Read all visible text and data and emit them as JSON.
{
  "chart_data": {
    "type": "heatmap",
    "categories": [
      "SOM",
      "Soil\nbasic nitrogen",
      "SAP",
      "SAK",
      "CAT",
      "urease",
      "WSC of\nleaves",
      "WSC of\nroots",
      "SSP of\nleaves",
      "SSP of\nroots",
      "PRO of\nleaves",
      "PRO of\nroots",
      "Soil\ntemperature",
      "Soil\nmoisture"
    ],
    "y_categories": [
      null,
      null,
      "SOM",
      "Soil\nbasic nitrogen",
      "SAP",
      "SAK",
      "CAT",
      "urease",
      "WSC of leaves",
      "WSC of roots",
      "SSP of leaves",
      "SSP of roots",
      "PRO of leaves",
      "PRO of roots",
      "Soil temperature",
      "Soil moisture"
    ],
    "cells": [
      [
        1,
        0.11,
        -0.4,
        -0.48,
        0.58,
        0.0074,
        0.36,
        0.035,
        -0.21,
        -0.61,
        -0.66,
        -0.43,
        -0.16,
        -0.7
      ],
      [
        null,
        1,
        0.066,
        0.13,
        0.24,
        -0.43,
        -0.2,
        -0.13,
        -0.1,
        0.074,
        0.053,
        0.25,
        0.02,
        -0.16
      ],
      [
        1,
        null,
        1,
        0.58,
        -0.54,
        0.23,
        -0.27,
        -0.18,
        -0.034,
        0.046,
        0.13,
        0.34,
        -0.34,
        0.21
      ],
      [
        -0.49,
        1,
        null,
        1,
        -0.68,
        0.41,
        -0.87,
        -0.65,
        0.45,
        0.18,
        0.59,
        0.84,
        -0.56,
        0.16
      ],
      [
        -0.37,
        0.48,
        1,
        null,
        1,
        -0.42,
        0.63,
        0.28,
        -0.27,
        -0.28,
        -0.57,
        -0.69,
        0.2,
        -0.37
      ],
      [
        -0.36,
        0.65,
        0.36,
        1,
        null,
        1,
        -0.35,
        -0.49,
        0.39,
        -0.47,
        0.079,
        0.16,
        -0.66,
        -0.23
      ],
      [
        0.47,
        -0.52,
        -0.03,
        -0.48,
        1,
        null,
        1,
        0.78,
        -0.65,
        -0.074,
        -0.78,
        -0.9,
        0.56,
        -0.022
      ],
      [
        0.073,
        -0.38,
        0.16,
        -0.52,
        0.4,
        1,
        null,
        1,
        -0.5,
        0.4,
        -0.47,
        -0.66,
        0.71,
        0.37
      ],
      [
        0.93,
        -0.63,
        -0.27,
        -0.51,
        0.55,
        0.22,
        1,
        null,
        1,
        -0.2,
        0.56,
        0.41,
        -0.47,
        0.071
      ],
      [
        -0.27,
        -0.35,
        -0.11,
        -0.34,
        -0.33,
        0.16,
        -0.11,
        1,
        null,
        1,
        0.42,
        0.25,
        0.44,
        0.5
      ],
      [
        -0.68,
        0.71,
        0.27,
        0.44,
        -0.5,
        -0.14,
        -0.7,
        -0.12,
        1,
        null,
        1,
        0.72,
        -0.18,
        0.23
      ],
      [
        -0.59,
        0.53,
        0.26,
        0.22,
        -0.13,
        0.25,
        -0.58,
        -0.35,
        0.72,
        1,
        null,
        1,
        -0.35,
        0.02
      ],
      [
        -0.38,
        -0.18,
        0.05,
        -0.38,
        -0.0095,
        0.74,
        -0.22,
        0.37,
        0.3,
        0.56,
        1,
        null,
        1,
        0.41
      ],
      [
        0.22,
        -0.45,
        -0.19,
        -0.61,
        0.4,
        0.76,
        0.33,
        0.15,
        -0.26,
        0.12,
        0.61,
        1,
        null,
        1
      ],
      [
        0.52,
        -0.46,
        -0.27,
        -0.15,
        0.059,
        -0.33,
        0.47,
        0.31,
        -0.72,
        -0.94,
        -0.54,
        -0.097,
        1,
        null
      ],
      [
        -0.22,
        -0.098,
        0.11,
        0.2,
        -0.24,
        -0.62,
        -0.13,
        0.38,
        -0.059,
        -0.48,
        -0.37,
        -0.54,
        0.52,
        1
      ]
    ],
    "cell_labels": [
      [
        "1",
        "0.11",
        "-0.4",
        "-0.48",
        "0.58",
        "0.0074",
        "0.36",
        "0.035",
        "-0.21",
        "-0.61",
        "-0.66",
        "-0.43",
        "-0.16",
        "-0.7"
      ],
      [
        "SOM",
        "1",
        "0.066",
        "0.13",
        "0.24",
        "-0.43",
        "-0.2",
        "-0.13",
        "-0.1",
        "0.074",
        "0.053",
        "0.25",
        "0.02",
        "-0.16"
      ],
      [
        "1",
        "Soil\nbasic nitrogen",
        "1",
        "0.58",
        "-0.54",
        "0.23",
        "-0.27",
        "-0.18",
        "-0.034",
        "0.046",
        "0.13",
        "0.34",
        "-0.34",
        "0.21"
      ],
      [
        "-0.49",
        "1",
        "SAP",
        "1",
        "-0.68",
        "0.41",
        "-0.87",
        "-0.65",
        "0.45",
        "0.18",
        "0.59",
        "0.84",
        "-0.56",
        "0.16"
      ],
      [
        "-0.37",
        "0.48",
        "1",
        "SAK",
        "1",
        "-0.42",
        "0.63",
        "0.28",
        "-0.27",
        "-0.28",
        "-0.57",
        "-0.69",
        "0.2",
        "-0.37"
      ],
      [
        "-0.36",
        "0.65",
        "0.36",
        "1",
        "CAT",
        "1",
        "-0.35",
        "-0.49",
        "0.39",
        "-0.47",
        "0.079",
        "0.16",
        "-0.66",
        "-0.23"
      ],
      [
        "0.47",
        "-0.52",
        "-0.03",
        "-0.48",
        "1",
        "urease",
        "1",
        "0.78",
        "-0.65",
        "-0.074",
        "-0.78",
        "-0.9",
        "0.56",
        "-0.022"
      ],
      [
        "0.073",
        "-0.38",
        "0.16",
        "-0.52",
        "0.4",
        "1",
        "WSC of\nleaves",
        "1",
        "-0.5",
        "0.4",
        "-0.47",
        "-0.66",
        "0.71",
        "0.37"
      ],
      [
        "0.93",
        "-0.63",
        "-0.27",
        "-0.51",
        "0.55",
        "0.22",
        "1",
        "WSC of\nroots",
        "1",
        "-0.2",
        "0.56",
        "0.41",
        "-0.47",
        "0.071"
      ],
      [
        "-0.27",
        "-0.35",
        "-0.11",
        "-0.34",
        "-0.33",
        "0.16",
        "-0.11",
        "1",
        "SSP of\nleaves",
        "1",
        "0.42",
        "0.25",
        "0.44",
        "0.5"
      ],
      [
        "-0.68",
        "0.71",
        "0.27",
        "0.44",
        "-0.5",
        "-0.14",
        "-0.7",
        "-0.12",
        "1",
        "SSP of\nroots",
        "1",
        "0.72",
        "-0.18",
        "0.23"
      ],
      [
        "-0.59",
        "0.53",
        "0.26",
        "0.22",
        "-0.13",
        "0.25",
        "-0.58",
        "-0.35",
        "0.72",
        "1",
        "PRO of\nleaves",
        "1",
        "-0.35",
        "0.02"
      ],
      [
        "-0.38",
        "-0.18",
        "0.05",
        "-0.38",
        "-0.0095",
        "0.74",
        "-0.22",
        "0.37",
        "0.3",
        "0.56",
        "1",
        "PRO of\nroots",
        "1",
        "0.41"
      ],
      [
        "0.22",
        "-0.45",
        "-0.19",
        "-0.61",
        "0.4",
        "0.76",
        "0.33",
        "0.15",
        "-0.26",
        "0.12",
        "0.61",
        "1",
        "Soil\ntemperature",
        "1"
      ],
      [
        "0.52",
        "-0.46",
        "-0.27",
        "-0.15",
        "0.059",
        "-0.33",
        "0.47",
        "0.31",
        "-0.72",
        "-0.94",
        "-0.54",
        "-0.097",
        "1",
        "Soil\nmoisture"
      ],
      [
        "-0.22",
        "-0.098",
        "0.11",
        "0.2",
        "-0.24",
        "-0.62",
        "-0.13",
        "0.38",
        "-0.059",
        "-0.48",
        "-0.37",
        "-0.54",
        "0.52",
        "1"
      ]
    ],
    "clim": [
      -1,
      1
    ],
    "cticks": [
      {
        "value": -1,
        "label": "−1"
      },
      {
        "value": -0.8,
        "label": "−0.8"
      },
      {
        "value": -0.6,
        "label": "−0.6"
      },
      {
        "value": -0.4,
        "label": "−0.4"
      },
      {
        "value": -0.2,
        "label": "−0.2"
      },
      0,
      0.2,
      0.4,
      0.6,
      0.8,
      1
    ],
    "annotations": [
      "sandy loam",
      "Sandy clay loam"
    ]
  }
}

-- -- --

* [Task directions]
Search the entries for "Soil" and copy out each line that has it.

* [Solution for this task]
      "Soil\nbasic nitrogen",
      "Soil\ntemperature",
      "Soil\nmoisture"
      "Soil\nbasic nitrogen",
      "Soil temperature",
      "Soil moisture"
        "Soil\nbasic nitrogen",
        "Soil\ntemperature",
        "Soil\nmoisture"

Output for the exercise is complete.